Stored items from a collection
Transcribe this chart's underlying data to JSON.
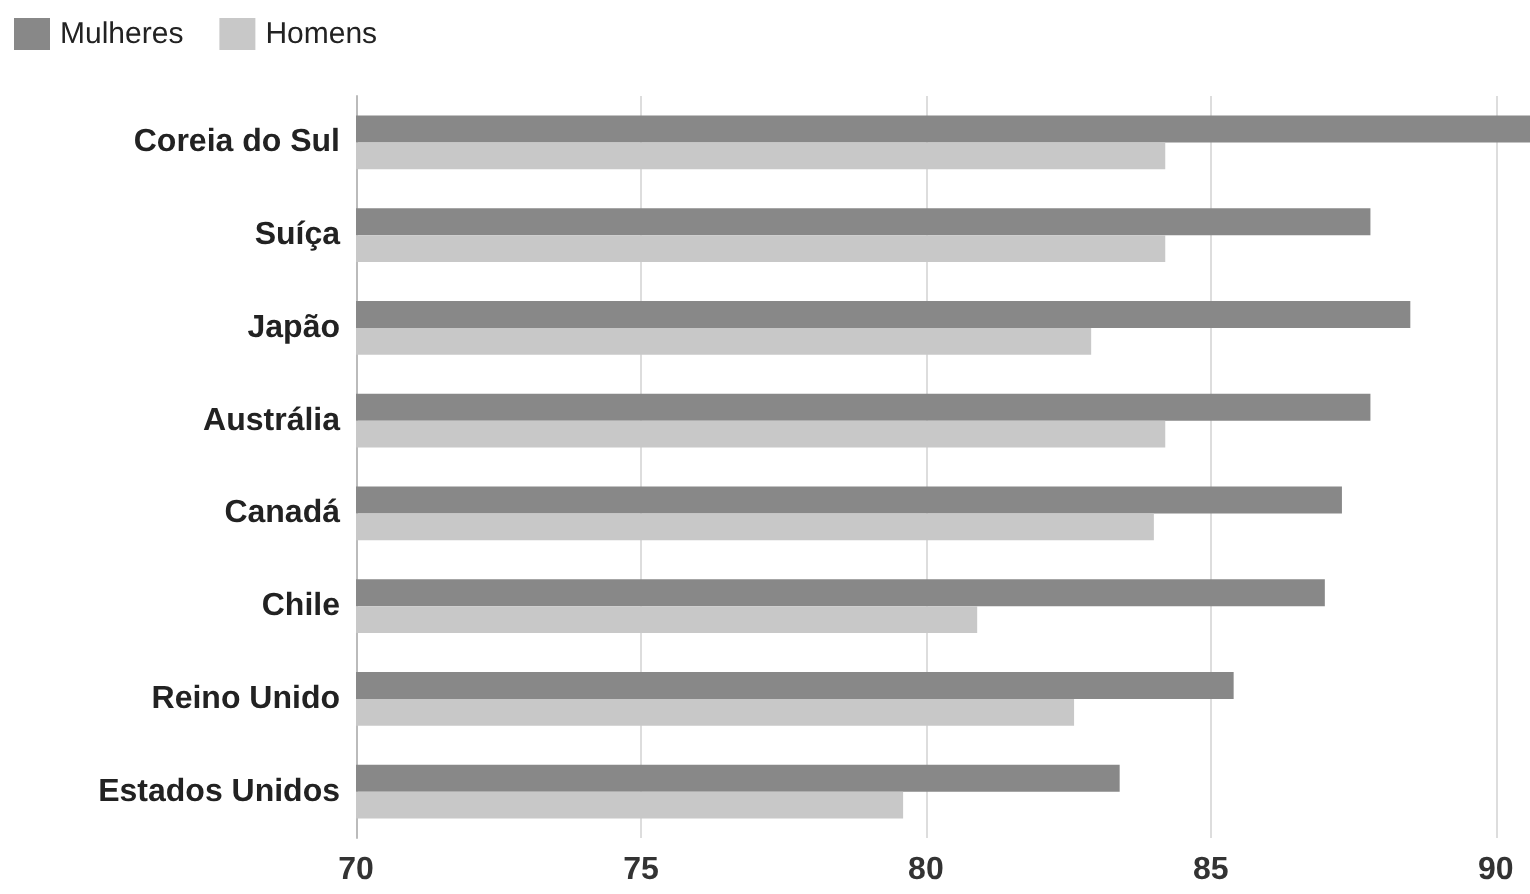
{
  "chart_data": {
    "type": "bar",
    "orientation": "horizontal",
    "categories": [
      "Coreia do Sul",
      "Suíça",
      "Japão",
      "Austrália",
      "Canadá",
      "Chile",
      "Reino Unido",
      "Estados Unidos"
    ],
    "series": [
      {
        "name": "Mulheres",
        "color": "#888888",
        "values": [
          90.6,
          87.8,
          88.5,
          87.8,
          87.3,
          87.0,
          85.4,
          83.4
        ]
      },
      {
        "name": "Homens",
        "color": "#c8c8c8",
        "values": [
          84.2,
          84.2,
          82.9,
          84.2,
          84.0,
          80.9,
          82.6,
          79.6
        ]
      }
    ],
    "xlim": [
      70,
      90.6
    ],
    "xticks": [
      70,
      75,
      80,
      85,
      90
    ],
    "grid": "x",
    "legend": "top left"
  }
}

### EXERCISE INSTRUCTIONS
Without the pictures, print the records in full, exactly as they appear.

### ANSWER TO THIS EXERCISE
Transcribe this chart's underlying data to JSON.
{
  "chart_data": {
    "type": "bar",
    "orientation": "horizontal",
    "categories": [
      "Coreia do Sul",
      "Suíça",
      "Japão",
      "Austrália",
      "Canadá",
      "Chile",
      "Reino Unido",
      "Estados Unidos"
    ],
    "series": [
      {
        "name": "Mulheres",
        "color": "#888888",
        "values": [
          90.6,
          87.8,
          88.5,
          87.8,
          87.3,
          87.0,
          85.4,
          83.4
        ]
      },
      {
        "name": "Homens",
        "color": "#c8c8c8",
        "values": [
          84.2,
          84.2,
          82.9,
          84.2,
          84.0,
          80.9,
          82.6,
          79.6
        ]
      }
    ],
    "xlim": [
      70,
      90.6
    ],
    "xticks": [
      70,
      75,
      80,
      85,
      90
    ],
    "grid": "x",
    "legend": "top left"
  }
}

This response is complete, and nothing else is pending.